**The request**
Write out each line of the listing as it stands, without the images.

**Provided data**
+++
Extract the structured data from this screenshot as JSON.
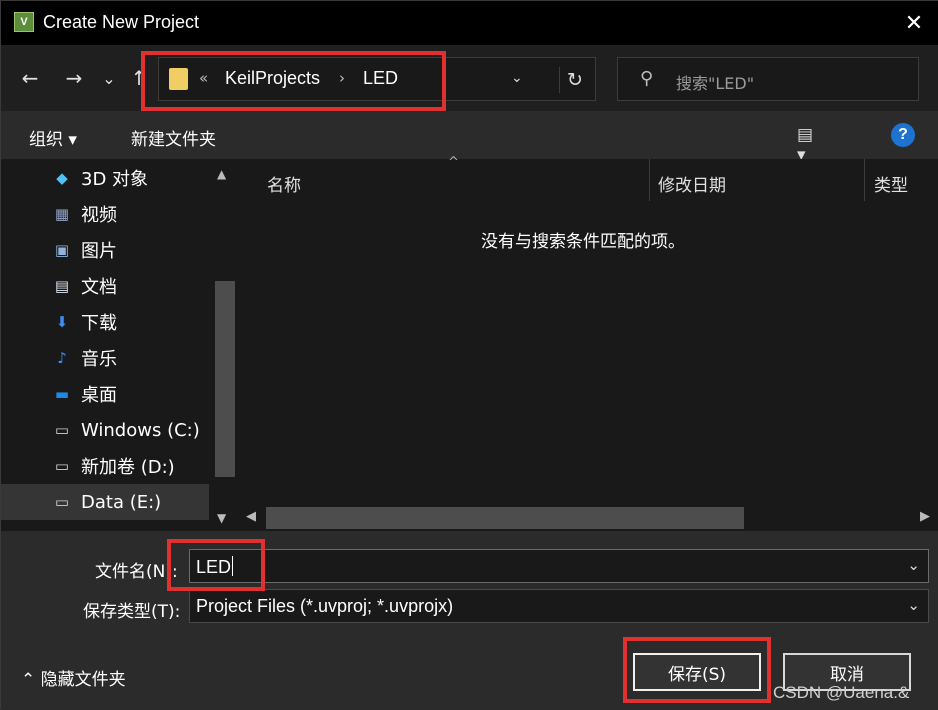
{
  "window": {
    "app_icon_text": "V",
    "title": "Create New Project",
    "close_glyph": "✕"
  },
  "nav": {
    "back": "←",
    "forward": "→",
    "recent": "⌄",
    "up": "↑",
    "address": {
      "overflow": "«",
      "segments": [
        "KeilProjects",
        "LED"
      ],
      "separator": "›",
      "dropdown": "⌄",
      "refresh": "↻"
    },
    "search": {
      "icon": "⚲",
      "placeholder": "搜索\"LED\""
    }
  },
  "toolbar": {
    "organize": "组织 ▾",
    "new_folder": "新建文件夹",
    "view": "▤ ▾",
    "help": "?"
  },
  "sidebar": {
    "items": [
      {
        "label": "3D 对象",
        "icon": "cube-icon",
        "glyph": "◆",
        "color": "#4fc3f7"
      },
      {
        "label": "视频",
        "icon": "video-icon",
        "glyph": "▦",
        "color": "#8fa3c7"
      },
      {
        "label": "图片",
        "icon": "picture-icon",
        "glyph": "▣",
        "color": "#8fb3d9"
      },
      {
        "label": "文档",
        "icon": "document-icon",
        "glyph": "▤",
        "color": "#dfe6ee"
      },
      {
        "label": "下载",
        "icon": "download-icon",
        "glyph": "⬇",
        "color": "#3d8ef0"
      },
      {
        "label": "音乐",
        "icon": "music-icon",
        "glyph": "♪",
        "color": "#3d8ef0"
      },
      {
        "label": "桌面",
        "icon": "desktop-icon",
        "glyph": "▬",
        "color": "#1e88e5"
      },
      {
        "label": "Windows (C:)",
        "icon": "drive-c-icon",
        "glyph": "▭",
        "color": "#c9d3de"
      },
      {
        "label": "新加卷 (D:)",
        "icon": "drive-d-icon",
        "glyph": "▭",
        "color": "#c9d3de"
      },
      {
        "label": "Data (E:)",
        "icon": "drive-e-icon",
        "glyph": "▭",
        "color": "#c9d3de"
      }
    ],
    "selected_index": 9,
    "scroll_up": "▲",
    "scroll_down": "▼"
  },
  "filelist": {
    "columns": [
      "名称",
      "修改日期",
      "类型"
    ],
    "sort_indicator": "^",
    "empty_message": "没有与搜索条件匹配的项。",
    "scroll_left": "◀",
    "scroll_right": "▶"
  },
  "form": {
    "filename_label": "文件名(N):",
    "filename_value": "LED",
    "filetype_label": "保存类型(T):",
    "filetype_value": "Project Files (*.uvproj; *.uvprojx)",
    "dropdown": "⌄"
  },
  "footer": {
    "hide_folders": "⌃  隐藏文件夹",
    "save": "保存(S)",
    "cancel": "取消",
    "watermark": "CSDN @Uaena.&"
  },
  "colors": {
    "annotation_red": "#e03030",
    "folder_yellow": "#f2cd63",
    "help_blue": "#1e72d0"
  }
}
+++
**Problem solution**
Extract the structured data from this screenshot as JSON.
{
  "window": {
    "app_icon_text": "V",
    "title": "Create New Project",
    "close_glyph": "✕"
  },
  "nav": {
    "back": "←",
    "forward": "→",
    "recent": "⌄",
    "up": "↑",
    "address": {
      "overflow": "«",
      "segments": [
        "KeilProjects",
        "LED"
      ],
      "separator": "›",
      "dropdown": "⌄",
      "refresh": "↻"
    },
    "search": {
      "icon": "⚲",
      "placeholder": "搜索\"LED\""
    }
  },
  "toolbar": {
    "organize": "组织 ▾",
    "new_folder": "新建文件夹",
    "view": "▤ ▾",
    "help": "?"
  },
  "sidebar": {
    "items": [
      {
        "label": "3D 对象",
        "icon": "cube-icon",
        "glyph": "◆",
        "color": "#4fc3f7"
      },
      {
        "label": "视频",
        "icon": "video-icon",
        "glyph": "▦",
        "color": "#8fa3c7"
      },
      {
        "label": "图片",
        "icon": "picture-icon",
        "glyph": "▣",
        "color": "#8fb3d9"
      },
      {
        "label": "文档",
        "icon": "document-icon",
        "glyph": "▤",
        "color": "#dfe6ee"
      },
      {
        "label": "下载",
        "icon": "download-icon",
        "glyph": "⬇",
        "color": "#3d8ef0"
      },
      {
        "label": "音乐",
        "icon": "music-icon",
        "glyph": "♪",
        "color": "#3d8ef0"
      },
      {
        "label": "桌面",
        "icon": "desktop-icon",
        "glyph": "▬",
        "color": "#1e88e5"
      },
      {
        "label": "Windows (C:)",
        "icon": "drive-c-icon",
        "glyph": "▭",
        "color": "#c9d3de"
      },
      {
        "label": "新加卷 (D:)",
        "icon": "drive-d-icon",
        "glyph": "▭",
        "color": "#c9d3de"
      },
      {
        "label": "Data (E:)",
        "icon": "drive-e-icon",
        "glyph": "▭",
        "color": "#c9d3de"
      }
    ],
    "selected_index": 9,
    "scroll_up": "▲",
    "scroll_down": "▼"
  },
  "filelist": {
    "columns": [
      "名称",
      "修改日期",
      "类型"
    ],
    "sort_indicator": "^",
    "empty_message": "没有与搜索条件匹配的项。",
    "scroll_left": "◀",
    "scroll_right": "▶"
  },
  "form": {
    "filename_label": "文件名(N):",
    "filename_value": "LED",
    "filetype_label": "保存类型(T):",
    "filetype_value": "Project Files (*.uvproj; *.uvprojx)",
    "dropdown": "⌄"
  },
  "footer": {
    "hide_folders": "⌃  隐藏文件夹",
    "save": "保存(S)",
    "cancel": "取消",
    "watermark": "CSDN @Uaena.&"
  },
  "colors": {
    "annotation_red": "#e03030",
    "folder_yellow": "#f2cd63",
    "help_blue": "#1e72d0"
  }
}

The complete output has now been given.